**Prompt:** Extract every entry word for word.

(Data entries)
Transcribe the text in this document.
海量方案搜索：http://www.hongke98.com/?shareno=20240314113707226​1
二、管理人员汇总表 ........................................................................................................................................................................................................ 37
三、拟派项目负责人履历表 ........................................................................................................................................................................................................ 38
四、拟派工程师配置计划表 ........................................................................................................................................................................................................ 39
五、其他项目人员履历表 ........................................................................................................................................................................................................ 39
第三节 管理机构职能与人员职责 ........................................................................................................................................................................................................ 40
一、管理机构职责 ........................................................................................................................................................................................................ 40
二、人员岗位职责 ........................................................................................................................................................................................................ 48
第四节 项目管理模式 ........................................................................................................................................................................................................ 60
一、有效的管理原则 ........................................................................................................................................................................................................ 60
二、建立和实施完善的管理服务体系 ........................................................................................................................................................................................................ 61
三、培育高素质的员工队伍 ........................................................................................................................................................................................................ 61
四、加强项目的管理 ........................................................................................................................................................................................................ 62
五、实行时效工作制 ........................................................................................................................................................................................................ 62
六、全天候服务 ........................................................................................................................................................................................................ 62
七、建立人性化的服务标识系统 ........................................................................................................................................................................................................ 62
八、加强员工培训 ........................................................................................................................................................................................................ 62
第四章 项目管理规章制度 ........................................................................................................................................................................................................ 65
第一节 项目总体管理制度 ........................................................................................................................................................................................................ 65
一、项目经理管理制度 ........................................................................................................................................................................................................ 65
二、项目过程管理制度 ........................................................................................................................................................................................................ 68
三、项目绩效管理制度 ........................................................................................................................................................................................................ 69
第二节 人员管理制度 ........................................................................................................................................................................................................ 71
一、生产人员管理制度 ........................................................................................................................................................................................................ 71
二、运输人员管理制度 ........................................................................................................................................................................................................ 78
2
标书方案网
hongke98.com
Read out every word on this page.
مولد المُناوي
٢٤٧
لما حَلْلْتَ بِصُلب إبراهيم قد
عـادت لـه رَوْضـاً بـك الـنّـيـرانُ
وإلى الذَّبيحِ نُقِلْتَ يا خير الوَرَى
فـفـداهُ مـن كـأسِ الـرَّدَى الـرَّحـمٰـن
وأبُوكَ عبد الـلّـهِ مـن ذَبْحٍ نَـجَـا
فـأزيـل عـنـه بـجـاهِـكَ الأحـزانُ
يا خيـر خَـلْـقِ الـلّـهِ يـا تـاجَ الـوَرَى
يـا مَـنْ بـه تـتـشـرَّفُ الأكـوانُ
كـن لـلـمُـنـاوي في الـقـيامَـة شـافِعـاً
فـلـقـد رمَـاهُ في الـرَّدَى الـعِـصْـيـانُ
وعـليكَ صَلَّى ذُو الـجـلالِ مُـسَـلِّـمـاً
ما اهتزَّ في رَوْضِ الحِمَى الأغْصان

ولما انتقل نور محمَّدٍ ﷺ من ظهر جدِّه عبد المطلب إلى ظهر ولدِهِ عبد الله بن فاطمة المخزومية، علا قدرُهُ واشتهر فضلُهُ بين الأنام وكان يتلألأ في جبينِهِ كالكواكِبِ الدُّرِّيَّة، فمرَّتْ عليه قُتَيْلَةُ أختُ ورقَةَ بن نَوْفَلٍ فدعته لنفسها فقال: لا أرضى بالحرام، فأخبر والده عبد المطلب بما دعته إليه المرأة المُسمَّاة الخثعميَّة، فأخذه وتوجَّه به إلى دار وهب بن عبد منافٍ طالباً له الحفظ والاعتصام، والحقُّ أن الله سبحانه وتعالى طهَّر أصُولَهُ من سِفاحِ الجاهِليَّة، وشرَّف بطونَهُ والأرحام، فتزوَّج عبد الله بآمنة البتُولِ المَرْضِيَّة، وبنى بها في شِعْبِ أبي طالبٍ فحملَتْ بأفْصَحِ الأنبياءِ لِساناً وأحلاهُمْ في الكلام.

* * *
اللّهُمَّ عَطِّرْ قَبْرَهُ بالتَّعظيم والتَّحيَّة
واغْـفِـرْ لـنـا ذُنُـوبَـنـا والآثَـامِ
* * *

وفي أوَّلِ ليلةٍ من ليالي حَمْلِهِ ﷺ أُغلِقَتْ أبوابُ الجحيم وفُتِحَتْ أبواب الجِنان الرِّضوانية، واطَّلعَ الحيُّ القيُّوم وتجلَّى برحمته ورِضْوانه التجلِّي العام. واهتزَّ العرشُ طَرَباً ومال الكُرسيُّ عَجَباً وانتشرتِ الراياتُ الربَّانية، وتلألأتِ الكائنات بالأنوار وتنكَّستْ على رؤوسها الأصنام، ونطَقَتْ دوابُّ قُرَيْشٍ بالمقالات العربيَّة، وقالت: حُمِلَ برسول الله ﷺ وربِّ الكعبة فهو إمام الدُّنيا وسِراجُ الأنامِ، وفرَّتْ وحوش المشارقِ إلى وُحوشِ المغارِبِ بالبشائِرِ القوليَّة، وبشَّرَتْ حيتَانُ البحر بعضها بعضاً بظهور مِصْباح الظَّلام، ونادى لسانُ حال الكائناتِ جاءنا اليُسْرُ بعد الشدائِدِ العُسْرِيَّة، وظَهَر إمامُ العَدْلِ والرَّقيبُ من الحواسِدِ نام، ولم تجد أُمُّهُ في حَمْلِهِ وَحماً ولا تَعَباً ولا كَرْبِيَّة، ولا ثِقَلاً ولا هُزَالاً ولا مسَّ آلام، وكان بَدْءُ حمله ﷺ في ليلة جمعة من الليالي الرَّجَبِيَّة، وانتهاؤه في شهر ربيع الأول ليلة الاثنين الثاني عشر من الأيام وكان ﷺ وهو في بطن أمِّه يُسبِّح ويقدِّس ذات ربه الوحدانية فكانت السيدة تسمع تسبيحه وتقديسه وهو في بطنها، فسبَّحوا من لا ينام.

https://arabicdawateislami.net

**Task result:**
Transcribe the text in this document.
海量方案搜索：http://www.hongke98.com/?shareno=20240314113707226​1
二、管理人员汇总表 ........................................................................................................................................................................................................ 37
三、拟派项目负责人履历表 ........................................................................................................................................................................................................ 38
四、拟派工程师配置计划表 ........................................................................................................................................................................................................ 39
五、其他项目人员履历表 ........................................................................................................................................................................................................ 39
第三节 管理机构职能与人员职责 ........................................................................................................................................................................................................ 40
一、管理机构职责 ........................................................................................................................................................................................................ 40
二、人员岗位职责 ........................................................................................................................................................................................................ 48
第四节 项目管理模式 ........................................................................................................................................................................................................ 60
一、有效的管理原则 ........................................................................................................................................................................................................ 60
二、建立和实施完善的管理服务体系 ........................................................................................................................................................................................................ 61
三、培育高素质的员工队伍 ........................................................................................................................................................................................................ 61
四、加强项目的管理 ........................................................................................................................................................................................................ 62
五、实行时效工作制 ........................................................................................................................................................................................................ 62
六、全天候服务 ........................................................................................................................................................................................................ 62
七、建立人性化的服务标识系统 ........................................................................................................................................................................................................ 62
八、加强员工培训 ........................................................................................................................................................................................................ 62
第四章 项目管理规章制度 ........................................................................................................................................................................................................ 65
第一节 项目总体管理制度 ........................................................................................................................................................................................................ 65
一、项目经理管理制度 ........................................................................................................................................................................................................ 65
二、项目过程管理制度 ........................................................................................................................................................................................................ 68
三、项目绩效管理制度 ........................................................................................................................................................................................................ 69
第二节 人员管理制度 ........................................................................................................................................................................................................ 71
一、生产人员管理制度 ........................................................................................................................................................................................................ 71
二、运输人员管理制度 ........................................................................................................................................................................................................ 78
2
标书方案网
hongke98.com
Read out every word on this page.
مولد المُناوي
٢٤٧
لما حَلْلْتَ بِصُلب إبراهيم قد
عـادت لـه رَوْضـاً بـك الـنّـيـرانُ
وإلى الذَّبيحِ نُقِلْتَ يا خير الوَرَى
فـفـداهُ مـن كـأسِ الـرَّدَى الـرَّحـمٰـن
وأبُوكَ عبد الـلّـهِ مـن ذَبْحٍ نَـجَـا
فـأزيـل عـنـه بـجـاهِـكَ الأحـزانُ
يا خيـر خَـلْـقِ الـلّـهِ يـا تـاجَ الـوَرَى
يـا مَـنْ بـه تـتـشـرَّفُ الأكـوانُ
كـن لـلـمُـنـاوي في الـقـيامَـة شـافِعـاً
فـلـقـد رمَـاهُ في الـرَّدَى الـعِـصْـيـانُ
وعـليكَ صَلَّى ذُو الـجـلالِ مُـسَـلِّـمـاً
ما اهتزَّ في رَوْضِ الحِمَى الأغْصان

ولما انتقل نور محمَّدٍ ﷺ من ظهر جدِّه عبد المطلب إلى ظهر ولدِهِ عبد الله بن فاطمة المخزومية، علا قدرُهُ واشتهر فضلُهُ بين الأنام وكان يتلألأ في جبينِهِ كالكواكِبِ الدُّرِّيَّة، فمرَّتْ عليه قُتَيْلَةُ أختُ ورقَةَ بن نَوْفَلٍ فدعته لنفسها فقال: لا أرضى بالحرام، فأخبر والده عبد المطلب بما دعته إليه المرأة المُسمَّاة الخثعميَّة، فأخذه وتوجَّه به إلى دار وهب بن عبد منافٍ طالباً له الحفظ والاعتصام، والحقُّ أن الله سبحانه وتعالى طهَّر أصُولَهُ من سِفاحِ الجاهِليَّة، وشرَّف بطونَهُ والأرحام، فتزوَّج عبد الله بآمنة البتُولِ المَرْضِيَّة، وبنى بها في شِعْبِ أبي طالبٍ فحملَتْ بأفْصَحِ الأنبياءِ لِساناً وأحلاهُمْ في الكلام.

* * *
اللّهُمَّ عَطِّرْ قَبْرَهُ بالتَّعظيم والتَّحيَّة
واغْـفِـرْ لـنـا ذُنُـوبَـنـا والآثَـامِ
* * *

وفي أوَّلِ ليلةٍ من ليالي حَمْلِهِ ﷺ أُغلِقَتْ أبوابُ الجحيم وفُتِحَتْ أبواب الجِنان الرِّضوانية، واطَّلعَ الحيُّ القيُّوم وتجلَّى برحمته ورِضْوانه التجلِّي العام. واهتزَّ العرشُ طَرَباً ومال الكُرسيُّ عَجَباً وانتشرتِ الراياتُ الربَّانية، وتلألأتِ الكائنات بالأنوار وتنكَّستْ على رؤوسها الأصنام، ونطَقَتْ دوابُّ قُرَيْشٍ بالمقالات العربيَّة، وقالت: حُمِلَ برسول الله ﷺ وربِّ الكعبة فهو إمام الدُّنيا وسِراجُ الأنامِ، وفرَّتْ وحوش المشارقِ إلى وُحوشِ المغارِبِ بالبشائِرِ القوليَّة، وبشَّرَتْ حيتَانُ البحر بعضها بعضاً بظهور مِصْباح الظَّلام، ونادى لسانُ حال الكائناتِ جاءنا اليُسْرُ بعد الشدائِدِ العُسْرِيَّة، وظَهَر إمامُ العَدْلِ والرَّقيبُ من الحواسِدِ نام، ولم تجد أُمُّهُ في حَمْلِهِ وَحماً ولا تَعَباً ولا كَرْبِيَّة، ولا ثِقَلاً ولا هُزَالاً ولا مسَّ آلام، وكان بَدْءُ حمله ﷺ في ليلة جمعة من الليالي الرَّجَبِيَّة، وانتهاؤه في شهر ربيع الأول ليلة الاثنين الثاني عشر من الأيام وكان ﷺ وهو في بطن أمِّه يُسبِّح ويقدِّس ذات ربه الوحدانية فكانت السيدة تسمع تسبيحه وتقديسه وهو في بطنها، فسبَّحوا من لا ينام.

https://arabicdawateislami.net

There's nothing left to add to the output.